__YOUR TASK__.
Return each line containing "数据访问配置文件".

(Collected data entries)
+++++

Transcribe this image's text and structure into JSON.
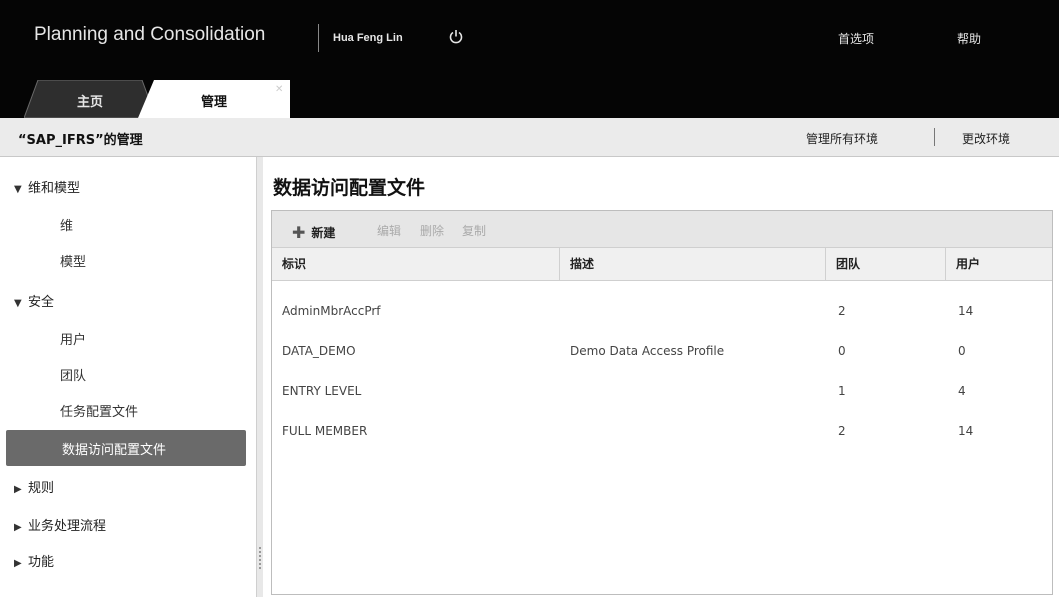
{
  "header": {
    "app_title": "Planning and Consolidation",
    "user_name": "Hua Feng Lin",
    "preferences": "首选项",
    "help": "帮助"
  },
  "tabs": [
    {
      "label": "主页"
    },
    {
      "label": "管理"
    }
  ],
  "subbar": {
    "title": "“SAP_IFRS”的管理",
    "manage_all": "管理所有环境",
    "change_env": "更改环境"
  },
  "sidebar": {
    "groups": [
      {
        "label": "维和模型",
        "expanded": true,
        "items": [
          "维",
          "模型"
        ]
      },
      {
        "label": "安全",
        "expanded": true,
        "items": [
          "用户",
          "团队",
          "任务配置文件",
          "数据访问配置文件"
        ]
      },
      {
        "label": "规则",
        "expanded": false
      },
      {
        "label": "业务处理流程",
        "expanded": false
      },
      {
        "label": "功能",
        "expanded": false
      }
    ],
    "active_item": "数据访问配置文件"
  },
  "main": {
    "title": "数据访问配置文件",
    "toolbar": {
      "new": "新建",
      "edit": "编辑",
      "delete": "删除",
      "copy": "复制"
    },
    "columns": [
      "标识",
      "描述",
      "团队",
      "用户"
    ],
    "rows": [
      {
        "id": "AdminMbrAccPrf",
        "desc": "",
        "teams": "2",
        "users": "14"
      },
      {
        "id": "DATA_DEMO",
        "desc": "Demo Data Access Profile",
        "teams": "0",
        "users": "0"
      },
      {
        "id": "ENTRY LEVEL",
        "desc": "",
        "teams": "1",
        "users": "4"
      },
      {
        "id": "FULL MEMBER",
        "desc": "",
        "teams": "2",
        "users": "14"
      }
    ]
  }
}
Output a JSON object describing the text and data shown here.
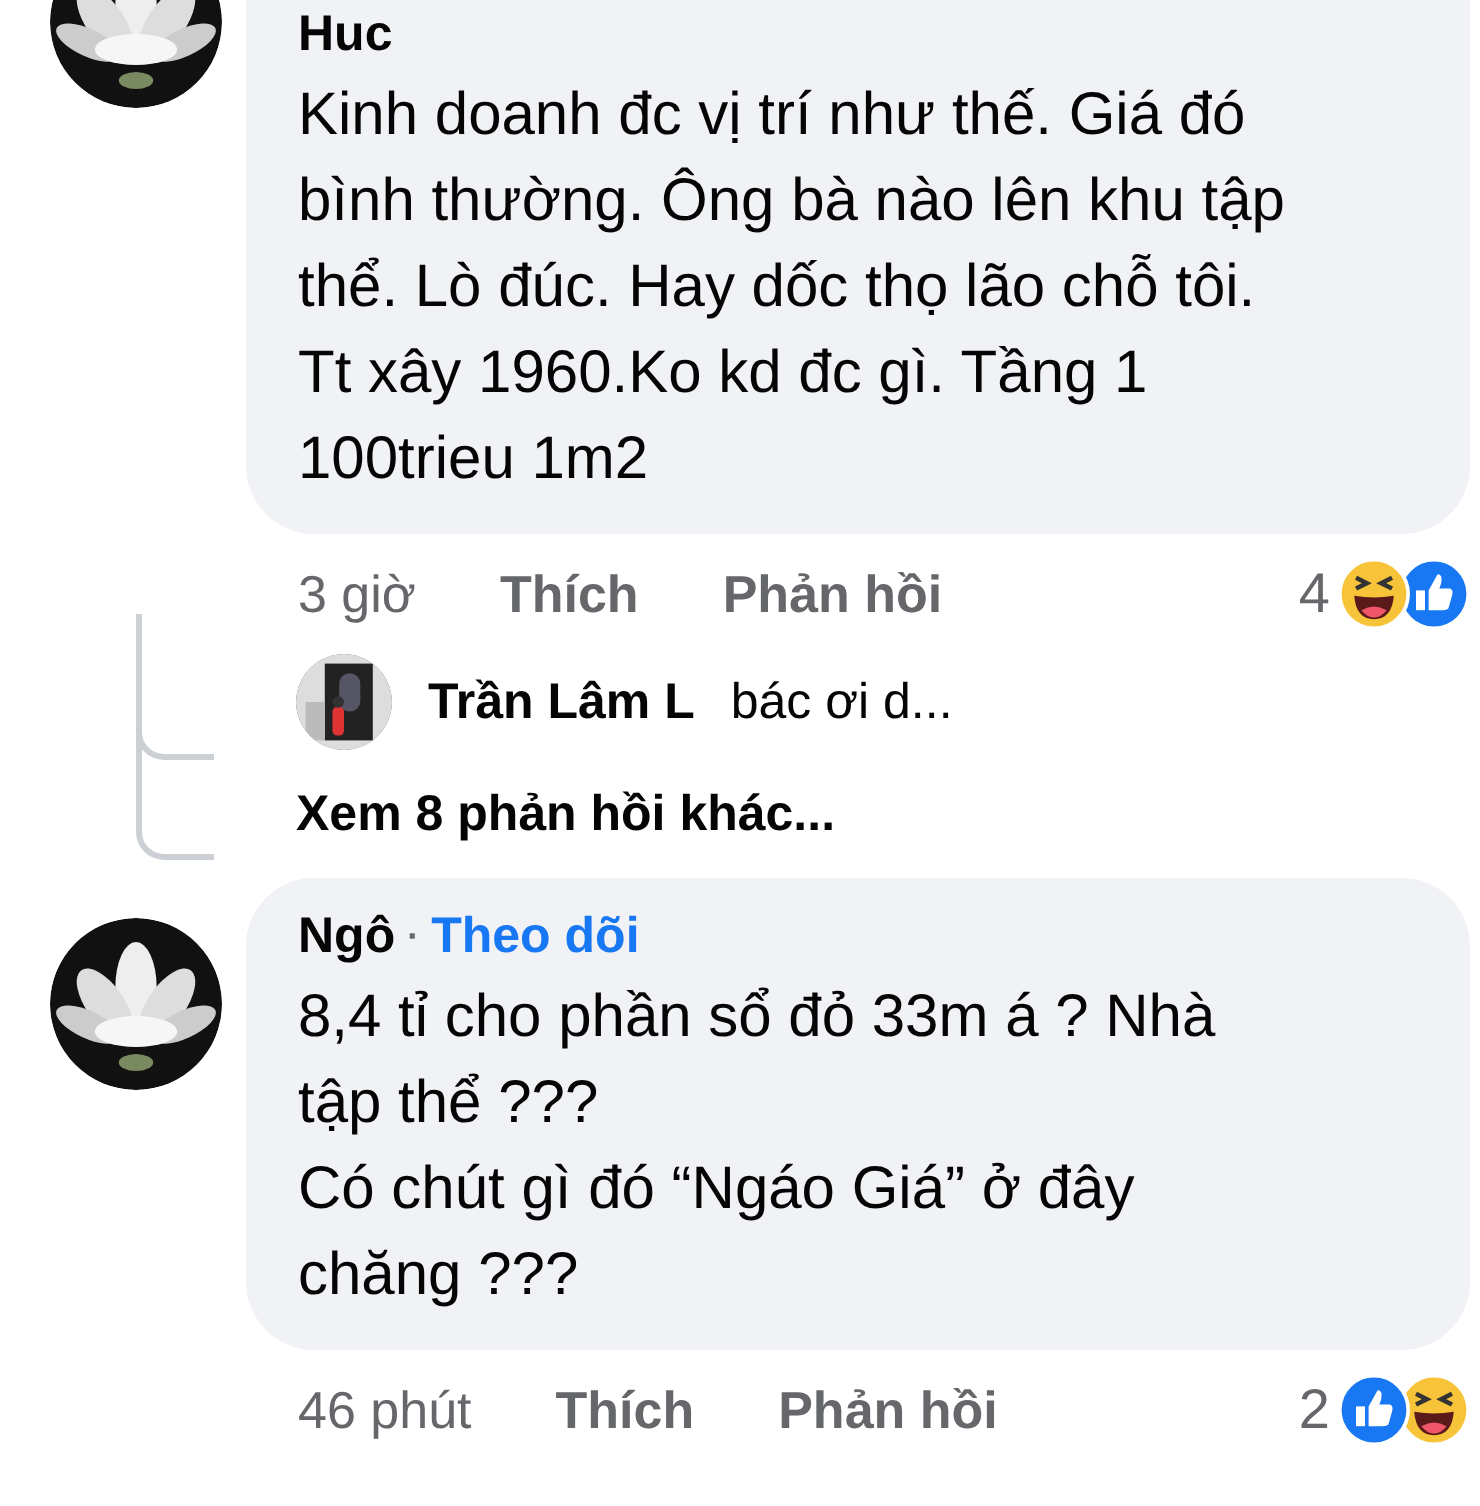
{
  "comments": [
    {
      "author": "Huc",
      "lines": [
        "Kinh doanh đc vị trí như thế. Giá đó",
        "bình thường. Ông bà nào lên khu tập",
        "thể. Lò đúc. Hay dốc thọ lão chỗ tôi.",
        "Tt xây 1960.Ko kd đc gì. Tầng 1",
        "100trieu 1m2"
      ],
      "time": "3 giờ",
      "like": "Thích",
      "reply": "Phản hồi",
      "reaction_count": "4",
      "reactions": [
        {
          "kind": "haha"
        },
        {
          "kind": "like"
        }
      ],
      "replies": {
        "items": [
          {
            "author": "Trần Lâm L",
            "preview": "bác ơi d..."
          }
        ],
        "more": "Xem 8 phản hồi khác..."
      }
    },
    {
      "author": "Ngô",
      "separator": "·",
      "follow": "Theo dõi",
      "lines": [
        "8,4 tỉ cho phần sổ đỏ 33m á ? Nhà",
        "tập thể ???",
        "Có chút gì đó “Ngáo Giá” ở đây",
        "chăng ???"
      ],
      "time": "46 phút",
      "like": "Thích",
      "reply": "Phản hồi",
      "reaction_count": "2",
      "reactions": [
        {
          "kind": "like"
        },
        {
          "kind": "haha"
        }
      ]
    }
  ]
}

+++++

__ANSWER TO THIS PROBLEM__.
          "数据访问配置文件"
    "active_item": "数据访问配置文件"
    "title": "数据访问配置文件",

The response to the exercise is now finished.